REQUIREMENT: Gather all lines in the entries that include the word "Nory".

RECORDS SUPPLIED:
*-*-*

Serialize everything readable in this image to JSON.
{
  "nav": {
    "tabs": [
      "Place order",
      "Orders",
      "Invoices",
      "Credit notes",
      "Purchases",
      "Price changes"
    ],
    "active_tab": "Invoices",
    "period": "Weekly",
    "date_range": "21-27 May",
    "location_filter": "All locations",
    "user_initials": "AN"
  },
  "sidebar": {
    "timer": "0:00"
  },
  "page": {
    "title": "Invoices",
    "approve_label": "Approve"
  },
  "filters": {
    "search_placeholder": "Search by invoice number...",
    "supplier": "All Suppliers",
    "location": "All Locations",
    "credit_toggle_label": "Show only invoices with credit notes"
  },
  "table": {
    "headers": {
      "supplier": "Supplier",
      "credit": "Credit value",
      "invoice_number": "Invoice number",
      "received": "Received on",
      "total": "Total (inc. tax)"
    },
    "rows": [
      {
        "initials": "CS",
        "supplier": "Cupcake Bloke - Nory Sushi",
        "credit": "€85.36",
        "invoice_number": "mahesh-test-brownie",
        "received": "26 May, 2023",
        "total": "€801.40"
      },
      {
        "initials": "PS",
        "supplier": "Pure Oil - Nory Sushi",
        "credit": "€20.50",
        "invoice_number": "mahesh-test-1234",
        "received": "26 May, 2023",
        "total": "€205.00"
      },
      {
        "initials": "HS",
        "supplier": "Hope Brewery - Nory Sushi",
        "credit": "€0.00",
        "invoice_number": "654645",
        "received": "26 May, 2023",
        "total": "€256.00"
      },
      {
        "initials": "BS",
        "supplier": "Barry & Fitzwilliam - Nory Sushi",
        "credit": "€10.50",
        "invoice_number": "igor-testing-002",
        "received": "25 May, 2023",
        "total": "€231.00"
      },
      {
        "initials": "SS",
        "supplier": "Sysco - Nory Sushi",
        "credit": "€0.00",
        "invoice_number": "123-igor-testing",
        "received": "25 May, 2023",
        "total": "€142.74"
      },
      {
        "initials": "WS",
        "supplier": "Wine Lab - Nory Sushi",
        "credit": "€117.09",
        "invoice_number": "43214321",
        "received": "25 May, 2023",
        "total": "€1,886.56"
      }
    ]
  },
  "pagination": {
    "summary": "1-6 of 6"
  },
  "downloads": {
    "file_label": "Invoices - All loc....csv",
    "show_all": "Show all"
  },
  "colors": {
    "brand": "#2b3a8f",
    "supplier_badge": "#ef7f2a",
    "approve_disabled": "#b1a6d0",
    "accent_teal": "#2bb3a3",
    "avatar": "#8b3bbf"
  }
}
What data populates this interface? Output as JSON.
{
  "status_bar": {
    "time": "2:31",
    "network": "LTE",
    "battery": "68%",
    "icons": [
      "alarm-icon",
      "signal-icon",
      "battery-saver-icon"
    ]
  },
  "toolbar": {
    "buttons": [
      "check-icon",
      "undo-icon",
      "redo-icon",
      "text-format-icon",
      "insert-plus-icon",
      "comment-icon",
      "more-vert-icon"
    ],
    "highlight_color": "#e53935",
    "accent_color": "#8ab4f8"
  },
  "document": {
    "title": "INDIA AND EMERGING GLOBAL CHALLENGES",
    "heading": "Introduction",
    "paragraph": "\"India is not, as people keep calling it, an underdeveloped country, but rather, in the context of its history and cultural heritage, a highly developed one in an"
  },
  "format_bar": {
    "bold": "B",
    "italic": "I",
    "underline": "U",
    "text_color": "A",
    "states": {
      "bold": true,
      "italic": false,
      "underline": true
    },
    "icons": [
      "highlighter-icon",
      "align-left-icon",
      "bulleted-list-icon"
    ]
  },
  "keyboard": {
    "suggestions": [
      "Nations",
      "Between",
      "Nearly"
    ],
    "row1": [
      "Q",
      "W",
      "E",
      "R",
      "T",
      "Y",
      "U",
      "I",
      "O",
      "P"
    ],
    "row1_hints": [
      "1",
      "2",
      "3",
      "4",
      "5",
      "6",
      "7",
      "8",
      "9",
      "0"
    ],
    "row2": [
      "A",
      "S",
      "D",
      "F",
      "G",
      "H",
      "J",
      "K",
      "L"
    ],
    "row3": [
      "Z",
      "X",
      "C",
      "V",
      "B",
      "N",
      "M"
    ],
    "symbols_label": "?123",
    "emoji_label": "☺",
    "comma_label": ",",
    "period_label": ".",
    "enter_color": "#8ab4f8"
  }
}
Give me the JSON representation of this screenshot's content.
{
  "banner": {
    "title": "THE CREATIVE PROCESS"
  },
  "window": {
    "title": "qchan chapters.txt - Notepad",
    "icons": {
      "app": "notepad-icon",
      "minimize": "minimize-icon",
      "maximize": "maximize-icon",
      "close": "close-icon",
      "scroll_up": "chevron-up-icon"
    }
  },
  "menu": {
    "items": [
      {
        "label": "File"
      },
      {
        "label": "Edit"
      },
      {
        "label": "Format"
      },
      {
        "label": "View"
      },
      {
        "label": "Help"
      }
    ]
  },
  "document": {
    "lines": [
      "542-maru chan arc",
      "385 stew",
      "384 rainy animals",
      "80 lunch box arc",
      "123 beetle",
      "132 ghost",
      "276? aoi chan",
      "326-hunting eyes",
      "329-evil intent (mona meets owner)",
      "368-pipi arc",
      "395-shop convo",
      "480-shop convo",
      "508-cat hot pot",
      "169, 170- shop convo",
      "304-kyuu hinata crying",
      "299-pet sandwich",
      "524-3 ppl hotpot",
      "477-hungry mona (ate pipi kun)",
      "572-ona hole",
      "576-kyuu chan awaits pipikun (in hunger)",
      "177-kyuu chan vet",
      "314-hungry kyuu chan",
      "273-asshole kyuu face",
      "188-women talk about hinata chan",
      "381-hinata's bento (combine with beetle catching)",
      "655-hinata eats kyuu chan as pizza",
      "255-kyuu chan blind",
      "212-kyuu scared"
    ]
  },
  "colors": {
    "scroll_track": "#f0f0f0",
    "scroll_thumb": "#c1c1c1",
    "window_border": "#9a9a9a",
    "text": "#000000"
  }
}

*-*-*

PROBLEM SOLUTION:
        "supplier": "Cupcake Bloke - Nory Sushi",
        "supplier": "Pure Oil - Nory Sushi",
        "supplier": "Hope Brewery - Nory Sushi",
        "supplier": "Barry & Fitzwilliam - Nory Sushi",
        "supplier": "Sysco - Nory Sushi",
        "supplier": "Wine Lab - Nory Sushi",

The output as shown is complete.